Dataset excerpts
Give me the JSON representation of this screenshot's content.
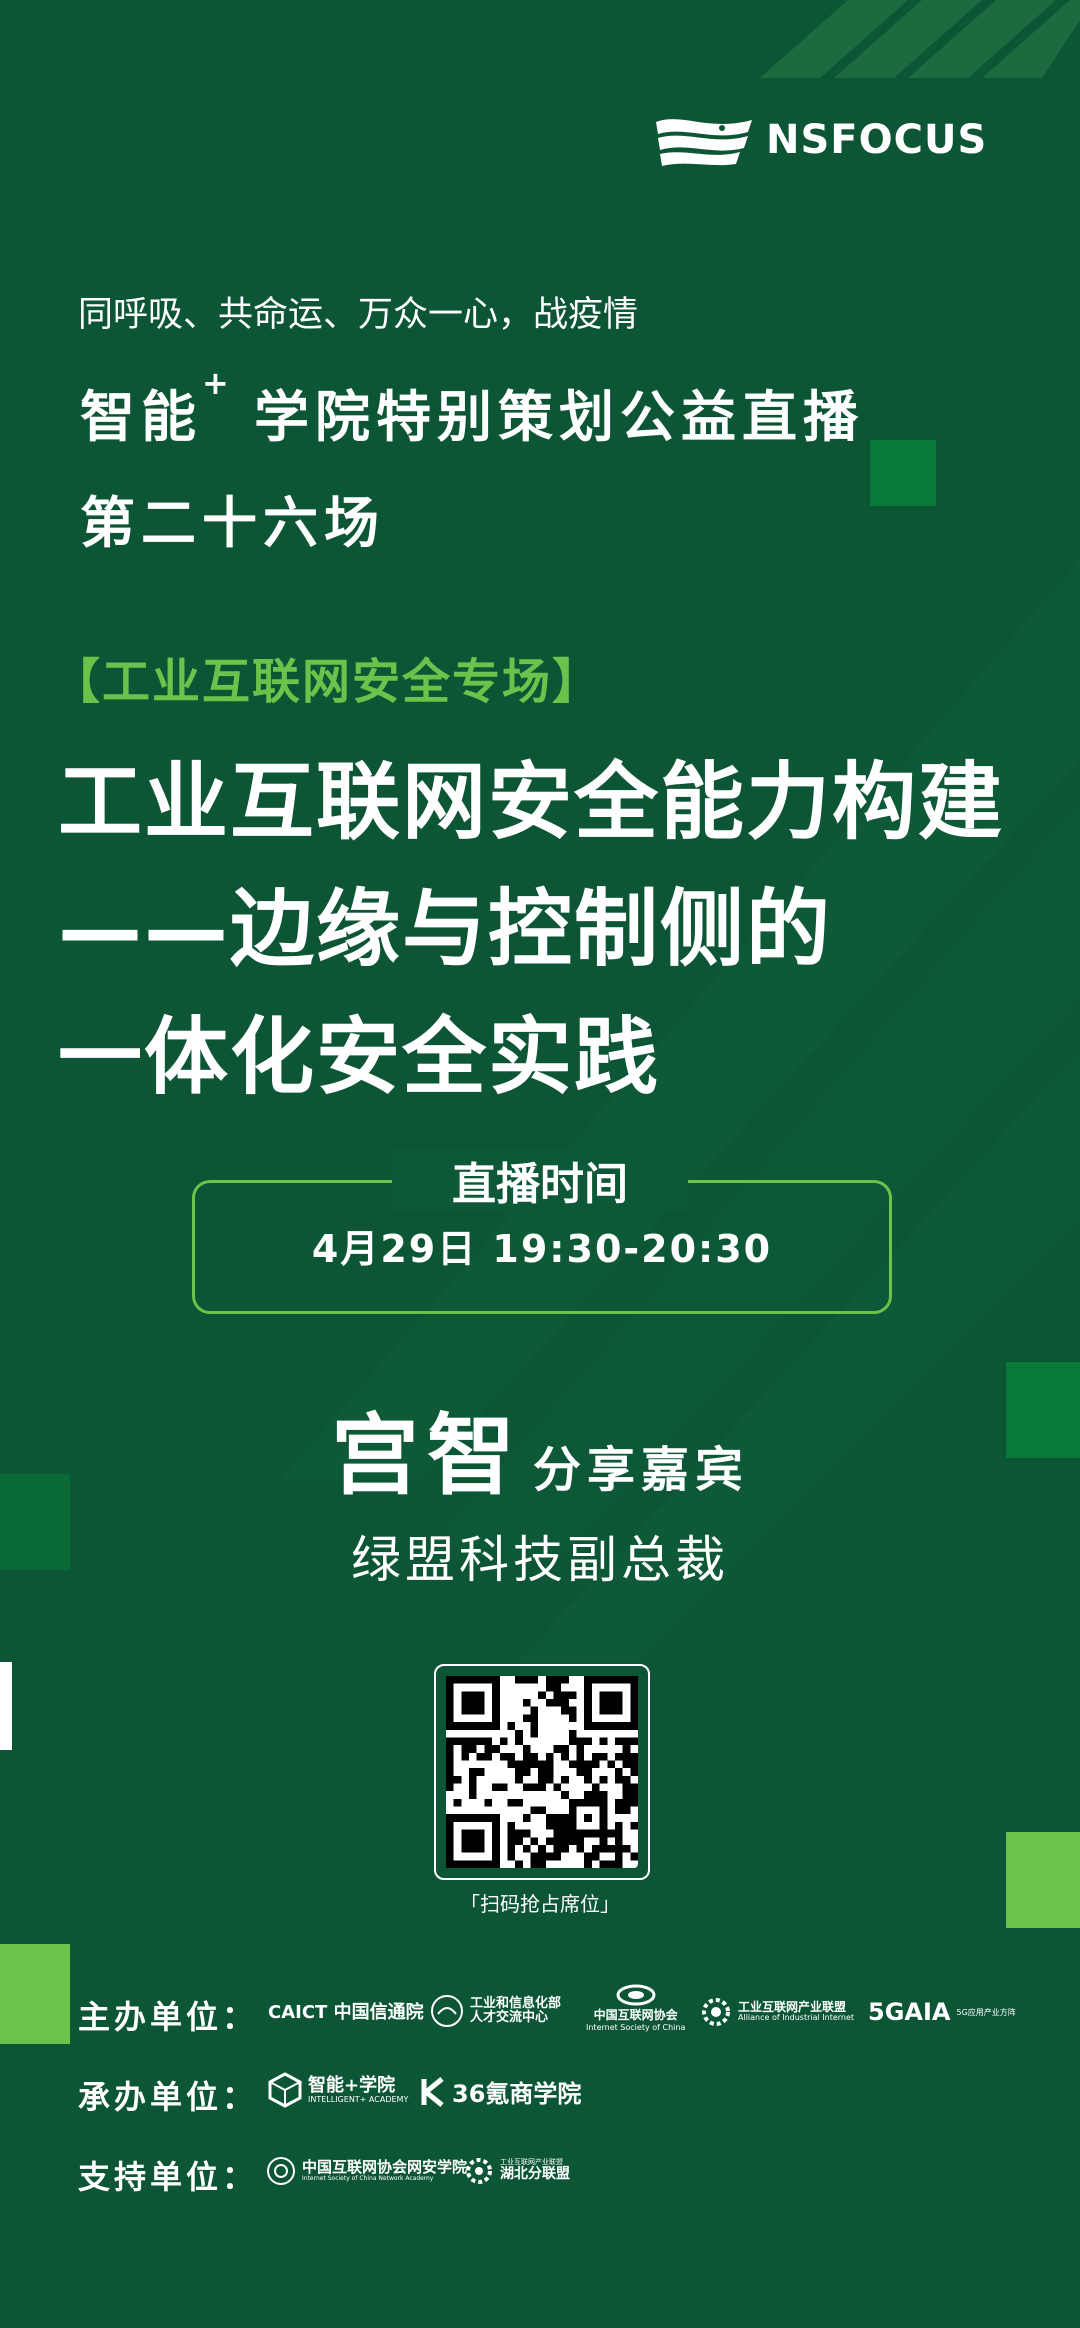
{
  "brand": {
    "logo_text": "NSFOCUS"
  },
  "header": {
    "slogan": "同呼吸、共命运、万众一心，战疫情",
    "headline_line1": "智能",
    "headline_sup": "+",
    "headline_line1_rest": "学院特别策划公益直播",
    "headline_line2": "第二十六场"
  },
  "topic": "【工业互联网安全专场】",
  "title": {
    "line1": "工业互联网安全能力构建",
    "line2": "——边缘与控制侧的",
    "line3": "一体化安全实践"
  },
  "schedule": {
    "label": "直播时间",
    "value": "4月29日 19:30-20:30"
  },
  "speaker": {
    "name": "宫智",
    "role": "分享嘉宾",
    "title": "绿盟科技副总裁"
  },
  "qr": {
    "caption": "「扫码抢占席位」"
  },
  "organizers": {
    "host_label": "主办单位：",
    "host": [
      {
        "main": "CAICT 中国信通院"
      },
      {
        "main": "工业和信息化部",
        "sub": "人才交流中心"
      },
      {
        "main": "中国互联网协会",
        "sub": "Internet Society of China"
      },
      {
        "main": "工业互联网产业联盟",
        "sub": "Alliance of Industrial Internet"
      },
      {
        "main": "5GAIA",
        "sub": "5G应用产业方阵"
      }
    ],
    "undertake_label": "承办单位：",
    "undertake": [
      {
        "main": "智能+学院",
        "sub": "INTELLIGENT+ ACADEMY"
      },
      {
        "main": "36氪商学院"
      }
    ],
    "support_label": "支持单位：",
    "support": [
      {
        "main": "中国互联网协会网安学院",
        "sub": "Internet Society of China Network Academy"
      },
      {
        "main": "湖北分联盟",
        "sub": "工业互联网产业联盟"
      }
    ]
  },
  "colors": {
    "background": "#0c5635",
    "accent_green": "#6cc24a",
    "dark_green_block": "#0a7a3a",
    "text": "#ffffff"
  }
}
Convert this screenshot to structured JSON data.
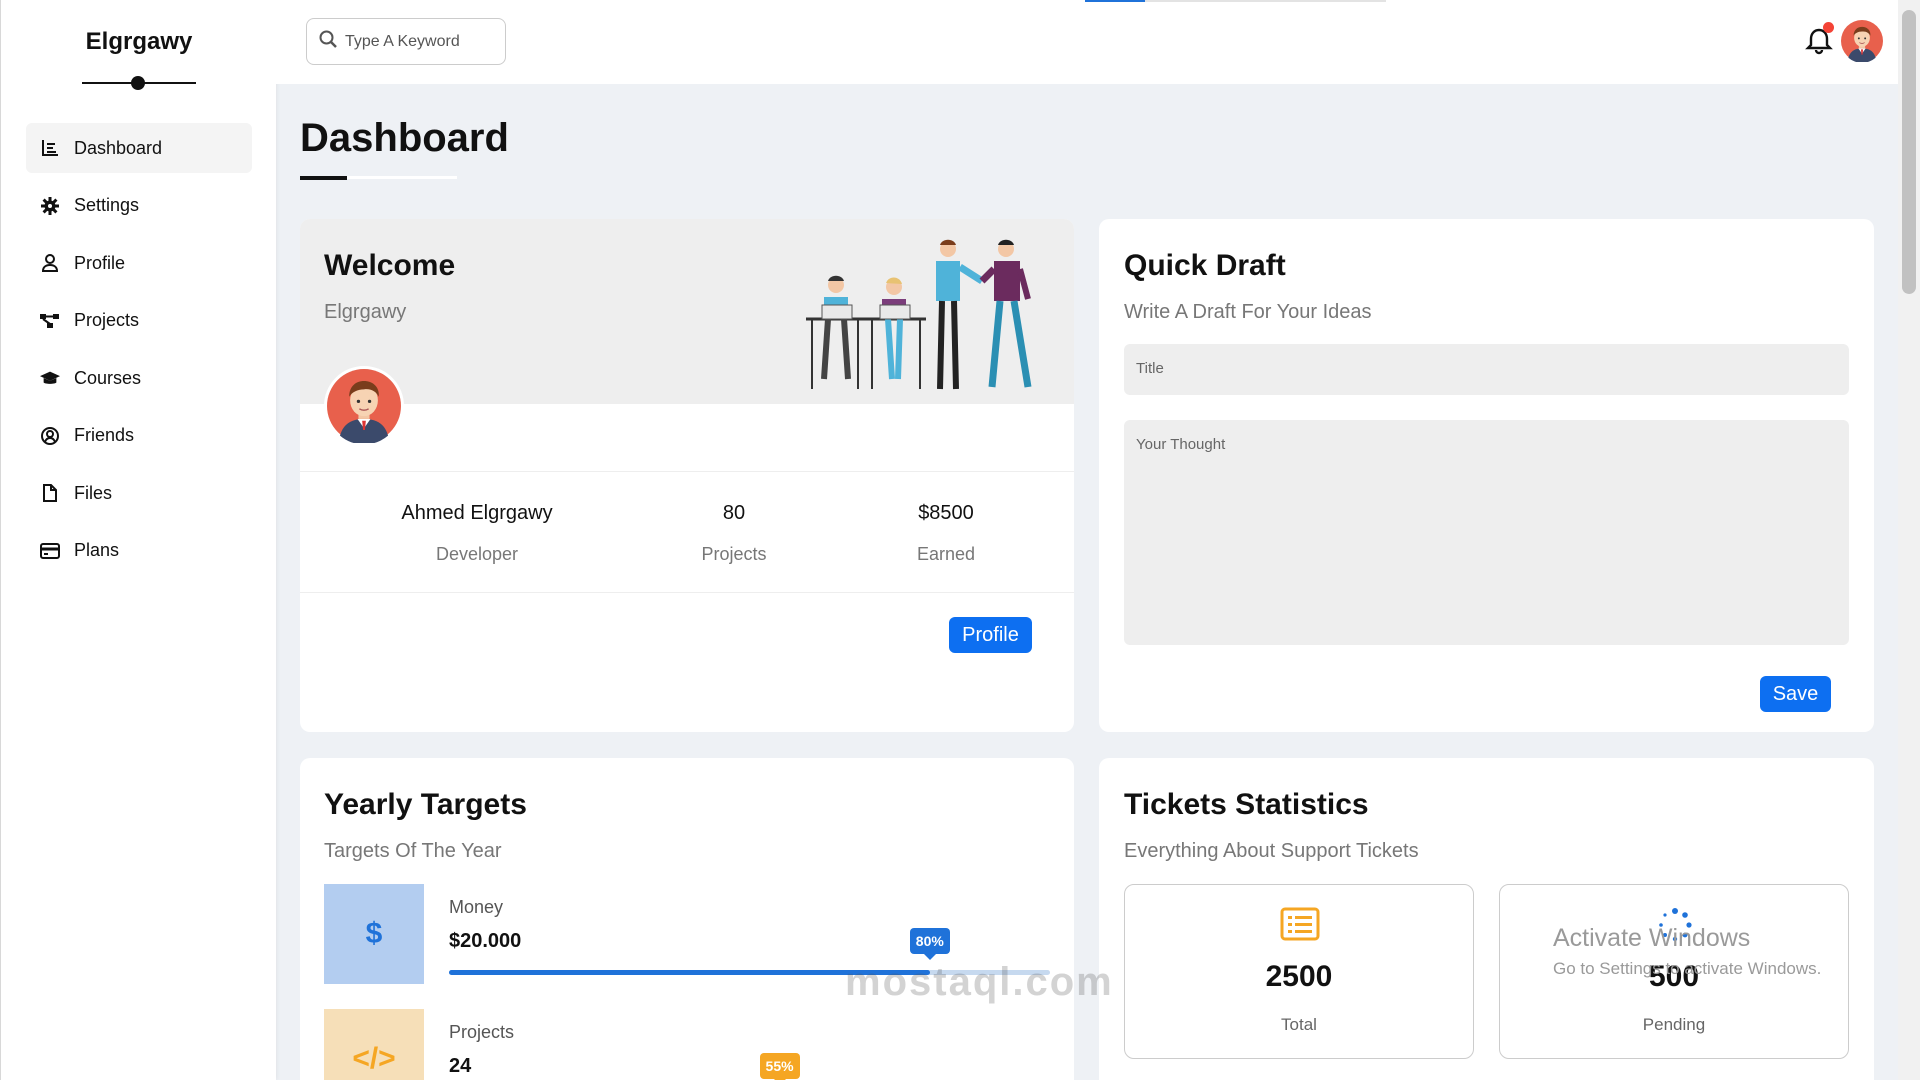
{
  "app": {
    "brand": "Elgrgawy"
  },
  "sidebar": {
    "items": [
      {
        "label": "Dashboard",
        "icon": "chart-icon"
      },
      {
        "label": "Settings",
        "icon": "gear-icon"
      },
      {
        "label": "Profile",
        "icon": "user-icon"
      },
      {
        "label": "Projects",
        "icon": "diagram-icon"
      },
      {
        "label": "Courses",
        "icon": "graduation-cap-icon"
      },
      {
        "label": "Friends",
        "icon": "user-circle-icon"
      },
      {
        "label": "Files",
        "icon": "file-icon"
      },
      {
        "label": "Plans",
        "icon": "credit-card-icon"
      }
    ]
  },
  "header": {
    "search_placeholder": "Type A Keyword",
    "has_notification": true
  },
  "page": {
    "title": "Dashboard"
  },
  "welcome": {
    "title": "Welcome",
    "username": "Elgrgawy",
    "stats": [
      {
        "value": "Ahmed Elgrgawy",
        "label": "Developer"
      },
      {
        "value": "80",
        "label": "Projects"
      },
      {
        "value": "$8500",
        "label": "Earned"
      }
    ],
    "button": "Profile"
  },
  "draft": {
    "title": "Quick Draft",
    "subtitle": "Write A Draft For Your Ideas",
    "title_placeholder": "Title",
    "thought_placeholder": "Your Thought",
    "button": "Save"
  },
  "targets": {
    "title": "Yearly Targets",
    "subtitle": "Targets Of The Year",
    "items": [
      {
        "name": "Money",
        "value": "$20.000",
        "percent": 80,
        "percent_label": "80%",
        "icon": "dollar-icon",
        "color": "#1f72d9",
        "bg": "#b3cdf0"
      },
      {
        "name": "Projects",
        "value": "24",
        "percent": 55,
        "percent_label": "55%",
        "icon": "code-icon",
        "color": "#f5a623",
        "bg": "#f6dfb8"
      }
    ]
  },
  "tickets": {
    "title": "Tickets Statistics",
    "subtitle": "Everything About Support Tickets",
    "items": [
      {
        "value": "2500",
        "label": "Total",
        "icon": "list-icon"
      },
      {
        "value": "500",
        "label": "Pending",
        "icon": "spinner-icon"
      }
    ]
  },
  "watermarks": {
    "windows_title": "Activate Windows",
    "windows_sub": "Go to Settings to activate Windows.",
    "site": "mostaql.com"
  },
  "colors": {
    "accent": "#0d6ff1",
    "progress_blue": "#1f72d9",
    "progress_orange": "#f5a623",
    "notification": "#f44336"
  }
}
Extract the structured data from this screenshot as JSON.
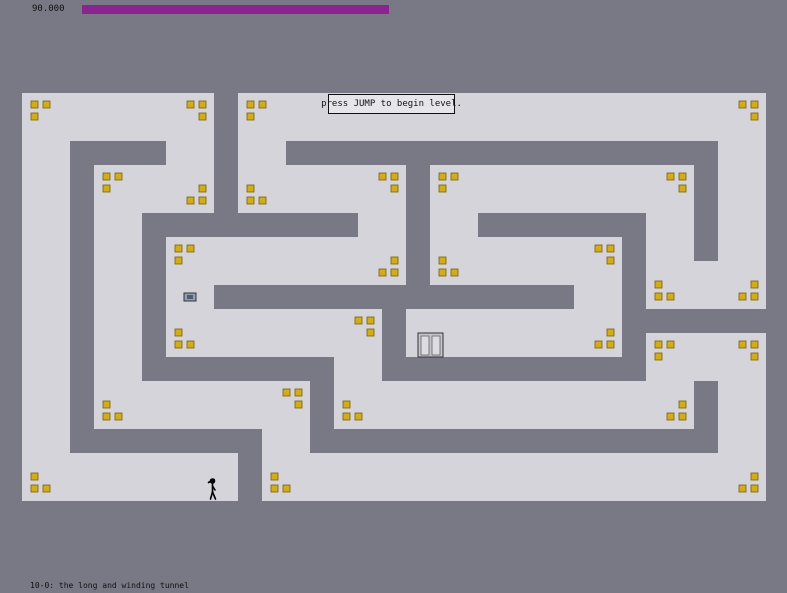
{
  "hud": {
    "time_value": "90.000",
    "time_remaining_fraction": 1.0,
    "time_bar_color": "#8c2490"
  },
  "prompt": {
    "text": "press JUMP to begin level."
  },
  "level": {
    "name": "10-0: the long and winding tunnel"
  },
  "colors": {
    "background": "#797985",
    "floor": "#d4d4da",
    "gold": "#d2ac1a",
    "gold_border": "#7a5f00"
  },
  "icons": {
    "gold": "gold-icon",
    "player": "ninja-icon",
    "exit": "exit-door-icon",
    "switch": "exit-switch-icon"
  }
}
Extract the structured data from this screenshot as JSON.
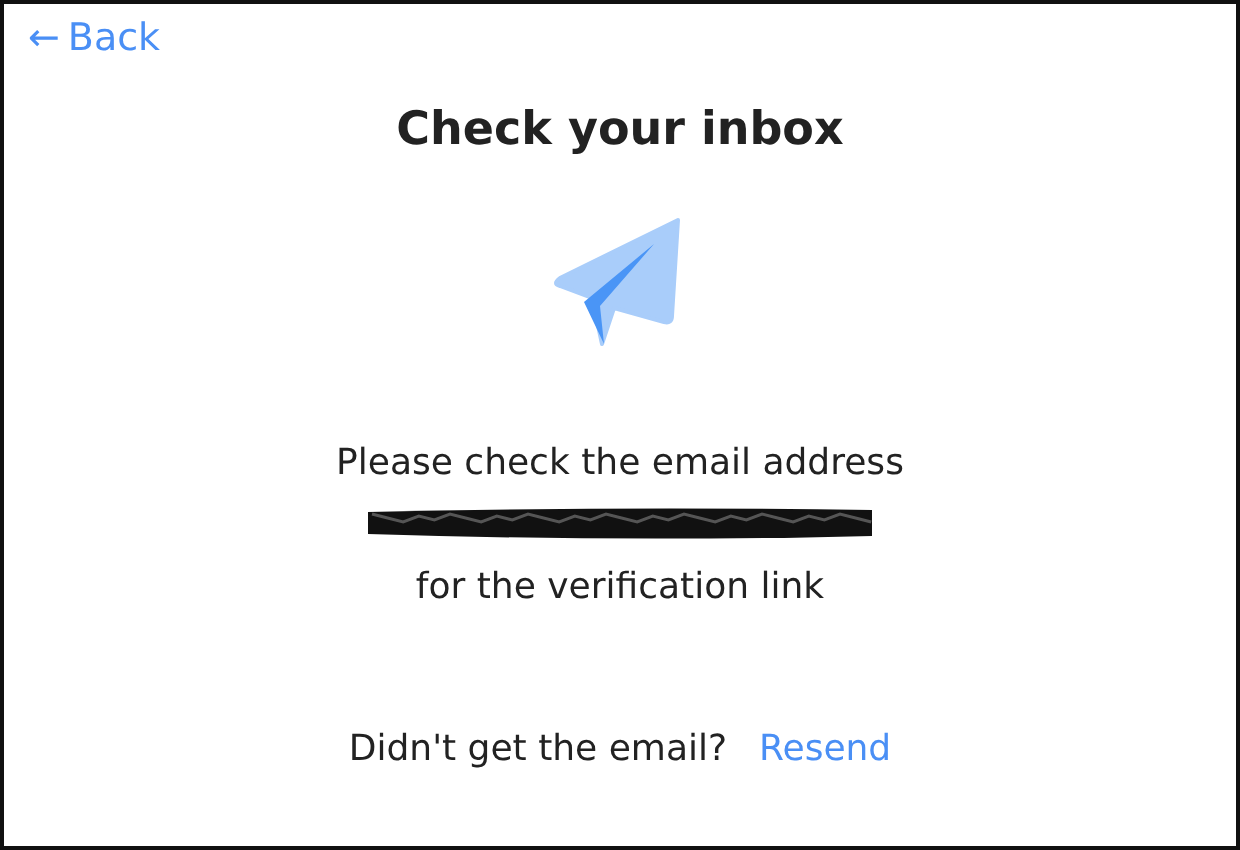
{
  "back_link": {
    "icon": "←",
    "label": "Back"
  },
  "title": "Check your inbox",
  "message": {
    "before": "Please check the email address",
    "email_redacted": true,
    "after": "for the verification link"
  },
  "footer": {
    "prompt": "Didn't get the email?",
    "link": "Resend"
  }
}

Task to carry out
Write out again every line above exactly as given; the pictures do not belong in the copy.

Expected answer
Give me the JSON representation of this screenshot's content.
{
  "brand": {
    "logo_text": "NSFOCUS"
  },
  "header": {
    "slogan": "同呼吸、共命运、万众一心，战疫情",
    "headline_line1": "智能",
    "headline_sup": "+",
    "headline_line1_rest": "学院特别策划公益直播",
    "headline_line2": "第二十六场"
  },
  "topic": "【工业互联网安全专场】",
  "title": {
    "line1": "工业互联网安全能力构建",
    "line2": "——边缘与控制侧的",
    "line3": "一体化安全实践"
  },
  "schedule": {
    "label": "直播时间",
    "value": "4月29日 19:30-20:30"
  },
  "speaker": {
    "name": "宫智",
    "role": "分享嘉宾",
    "title": "绿盟科技副总裁"
  },
  "qr": {
    "caption": "「扫码抢占席位」"
  },
  "organizers": {
    "host_label": "主办单位：",
    "host": [
      {
        "main": "CAICT 中国信通院"
      },
      {
        "main": "工业和信息化部",
        "sub": "人才交流中心"
      },
      {
        "main": "中国互联网协会",
        "sub": "Internet Society of China"
      },
      {
        "main": "工业互联网产业联盟",
        "sub": "Alliance of Industrial Internet"
      },
      {
        "main": "5GAIA",
        "sub": "5G应用产业方阵"
      }
    ],
    "undertake_label": "承办单位：",
    "undertake": [
      {
        "main": "智能+学院",
        "sub": "INTELLIGENT+ ACADEMY"
      },
      {
        "main": "36氪商学院"
      }
    ],
    "support_label": "支持单位：",
    "support": [
      {
        "main": "中国互联网协会网安学院",
        "sub": "Internet Society of China Network Academy"
      },
      {
        "main": "湖北分联盟",
        "sub": "工业互联网产业联盟"
      }
    ]
  },
  "colors": {
    "background": "#0c5635",
    "accent_green": "#6cc24a",
    "dark_green_block": "#0a7a3a",
    "text": "#ffffff"
  }
}
Convert this screenshot to structured JSON data.
{
  "app": {
    "brand": "Elgrgawy"
  },
  "sidebar": {
    "items": [
      {
        "label": "Dashboard",
        "icon": "chart-icon"
      },
      {
        "label": "Settings",
        "icon": "gear-icon"
      },
      {
        "label": "Profile",
        "icon": "user-icon"
      },
      {
        "label": "Projects",
        "icon": "diagram-icon"
      },
      {
        "label": "Courses",
        "icon": "graduation-cap-icon"
      },
      {
        "label": "Friends",
        "icon": "user-circle-icon"
      },
      {
        "label": "Files",
        "icon": "file-icon"
      },
      {
        "label": "Plans",
        "icon": "credit-card-icon"
      }
    ]
  },
  "header": {
    "search_placeholder": "Type A Keyword",
    "has_notification": true
  },
  "page": {
    "title": "Dashboard"
  },
  "welcome": {
    "title": "Welcome",
    "username": "Elgrgawy",
    "stats": [
      {
        "value": "Ahmed Elgrgawy",
        "label": "Developer"
      },
      {
        "value": "80",
        "label": "Projects"
      },
      {
        "value": "$8500",
        "label": "Earned"
      }
    ],
    "button": "Profile"
  },
  "draft": {
    "title": "Quick Draft",
    "subtitle": "Write A Draft For Your Ideas",
    "title_placeholder": "Title",
    "thought_placeholder": "Your Thought",
    "button": "Save"
  },
  "targets": {
    "title": "Yearly Targets",
    "subtitle": "Targets Of The Year",
    "items": [
      {
        "name": "Money",
        "value": "$20.000",
        "percent": 80,
        "percent_label": "80%",
        "icon": "dollar-icon",
        "color": "#1f72d9",
        "bg": "#b3cdf0"
      },
      {
        "name": "Projects",
        "value": "24",
        "percent": 55,
        "percent_label": "55%",
        "icon": "code-icon",
        "color": "#f5a623",
        "bg": "#f6dfb8"
      }
    ]
  },
  "tickets": {
    "title": "Tickets Statistics",
    "subtitle": "Everything About Support Tickets",
    "items": [
      {
        "value": "2500",
        "label": "Total",
        "icon": "list-icon"
      },
      {
        "value": "500",
        "label": "Pending",
        "icon": "spinner-icon"
      }
    ]
  },
  "watermarks": {
    "windows_title": "Activate Windows",
    "windows_sub": "Go to Settings to activate Windows.",
    "site": "mostaql.com"
  },
  "colors": {
    "accent": "#0d6ff1",
    "progress_blue": "#1f72d9",
    "progress_orange": "#f5a623",
    "notification": "#f44336"
  }
}
Extract the structured data from this screenshot as JSON.
{
  "hud": {
    "time_value": "90.000",
    "time_remaining_fraction": 1.0,
    "time_bar_color": "#8c2490"
  },
  "prompt": {
    "text": "press JUMP to begin level."
  },
  "level": {
    "name": "10-0: the long and winding tunnel"
  },
  "colors": {
    "background": "#797985",
    "floor": "#d4d4da",
    "gold": "#d2ac1a",
    "gold_border": "#7a5f00"
  },
  "icons": {
    "gold": "gold-icon",
    "player": "ninja-icon",
    "exit": "exit-door-icon",
    "switch": "exit-switch-icon"
  }
}
Extract the structured data from this screenshot as JSON.
{
  "back_link": {
    "icon": "←",
    "label": "Back"
  },
  "title": "Check your inbox",
  "message": {
    "before": "Please check the email address",
    "email_redacted": true,
    "after": "for the verification link"
  },
  "footer": {
    "prompt": "Didn't get the email?",
    "link": "Resend"
  }
}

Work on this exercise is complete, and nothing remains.